## Exercise description
Without altering anything, repeat each of the records.

Excerpts from a figure dataset
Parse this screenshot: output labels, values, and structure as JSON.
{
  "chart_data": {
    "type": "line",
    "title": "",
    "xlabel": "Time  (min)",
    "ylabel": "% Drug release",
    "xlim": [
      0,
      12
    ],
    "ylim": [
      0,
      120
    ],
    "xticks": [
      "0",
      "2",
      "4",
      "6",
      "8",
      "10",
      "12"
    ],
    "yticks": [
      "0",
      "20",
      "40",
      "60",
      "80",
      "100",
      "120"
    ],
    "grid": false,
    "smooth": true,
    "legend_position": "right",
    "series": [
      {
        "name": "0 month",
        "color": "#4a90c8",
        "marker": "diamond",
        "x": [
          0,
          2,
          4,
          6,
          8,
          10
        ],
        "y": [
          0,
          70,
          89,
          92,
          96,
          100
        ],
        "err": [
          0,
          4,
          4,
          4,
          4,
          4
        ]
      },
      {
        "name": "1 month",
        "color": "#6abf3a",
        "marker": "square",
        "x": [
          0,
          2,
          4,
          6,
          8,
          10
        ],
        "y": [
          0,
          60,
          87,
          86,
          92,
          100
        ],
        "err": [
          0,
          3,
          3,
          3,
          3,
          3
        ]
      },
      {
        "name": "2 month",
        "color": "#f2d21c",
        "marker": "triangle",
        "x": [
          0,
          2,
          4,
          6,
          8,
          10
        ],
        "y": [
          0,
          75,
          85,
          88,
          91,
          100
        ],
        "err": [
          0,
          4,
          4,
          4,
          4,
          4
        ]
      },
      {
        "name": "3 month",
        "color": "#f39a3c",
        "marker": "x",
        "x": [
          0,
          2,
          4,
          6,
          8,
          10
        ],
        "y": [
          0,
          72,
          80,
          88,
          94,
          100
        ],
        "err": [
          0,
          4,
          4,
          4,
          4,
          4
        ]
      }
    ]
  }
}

## Answer to this task
Parse this screenshot: output labels, values, and structure as JSON.
{
  "chart_data": {
    "type": "line",
    "title": "",
    "xlabel": "Time  (min)",
    "ylabel": "% Drug release",
    "xlim": [
      0,
      12
    ],
    "ylim": [
      0,
      120
    ],
    "xticks": [
      "0",
      "2",
      "4",
      "6",
      "8",
      "10",
      "12"
    ],
    "yticks": [
      "0",
      "20",
      "40",
      "60",
      "80",
      "100",
      "120"
    ],
    "grid": false,
    "smooth": true,
    "legend_position": "right",
    "series": [
      {
        "name": "0 month",
        "color": "#4a90c8",
        "marker": "diamond",
        "x": [
          0,
          2,
          4,
          6,
          8,
          10
        ],
        "y": [
          0,
          70,
          89,
          92,
          96,
          100
        ],
        "err": [
          0,
          4,
          4,
          4,
          4,
          4
        ]
      },
      {
        "name": "1 month",
        "color": "#6abf3a",
        "marker": "square",
        "x": [
          0,
          2,
          4,
          6,
          8,
          10
        ],
        "y": [
          0,
          60,
          87,
          86,
          92,
          100
        ],
        "err": [
          0,
          3,
          3,
          3,
          3,
          3
        ]
      },
      {
        "name": "2 month",
        "color": "#f2d21c",
        "marker": "triangle",
        "x": [
          0,
          2,
          4,
          6,
          8,
          10
        ],
        "y": [
          0,
          75,
          85,
          88,
          91,
          100
        ],
        "err": [
          0,
          4,
          4,
          4,
          4,
          4
        ]
      },
      {
        "name": "3 month",
        "color": "#f39a3c",
        "marker": "x",
        "x": [
          0,
          2,
          4,
          6,
          8,
          10
        ],
        "y": [
          0,
          72,
          80,
          88,
          94,
          100
        ],
        "err": [
          0,
          4,
          4,
          4,
          4,
          4
        ]
      }
    ]
  }
}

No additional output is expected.